===== PROVIDED MATERIAL

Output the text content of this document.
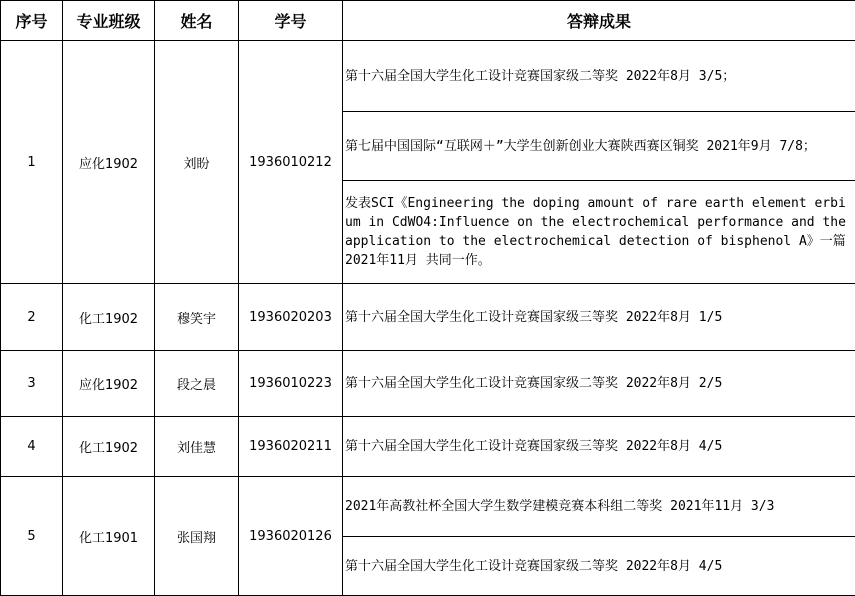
序号	专业班级	姓名	学号	答辩成果
1	应化1902	刘盼	1936010212	第十六届全国大学生化工设计竞赛国家级二等奖 2022年8月 3/5；
				第七届中国国际“互联网＋”大学生创新创业大赛陕西赛区铜奖 2021年9月 7/8；
				发表SCI《Engineering the doping amount of rare earth element erbium in CdWO4:Influence on the electrochemical performance and the application to the electrochemical detection of bisphenol A》一篇 2021年11月 共同一作。
2	化工1902	穆笑宇	1936020203	第十六届全国大学生化工设计竞赛国家级三等奖 2022年8月 1/5
3	应化1902	段之晨	1936010223	第十六届全国大学生化工设计竞赛国家级二等奖 2022年8月 2/5
4	化工1902	刘佳慧	1936020211	第十六届全国大学生化工设计竞赛国家级三等奖 2022年8月 4/5
5	化工1901	张国翔	1936020126	2021年高教社杯全国大学生数学建模竞赛本科组二等奖 2021年11月 3/3
				第十六届全国大学生化工设计竞赛国家级二等奖 2022年8月 4/5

==========

» TASK DESCRIPTION:
Go through the records and pull out each line that includes the word "第十六届全国大学生化工设计竞赛国家级二等奖".

» EXERCISE RESPONSE:
1	应化1902	刘盼	1936010212	第十六届全国大学生化工设计竞赛国家级二等奖 2022年8月 3/5；
3	应化1902	段之晨	1936010223	第十六届全国大学生化工设计竞赛国家级二等奖 2022年8月 2/5
				第十六届全国大学生化工设计竞赛国家级二等奖 2022年8月 4/5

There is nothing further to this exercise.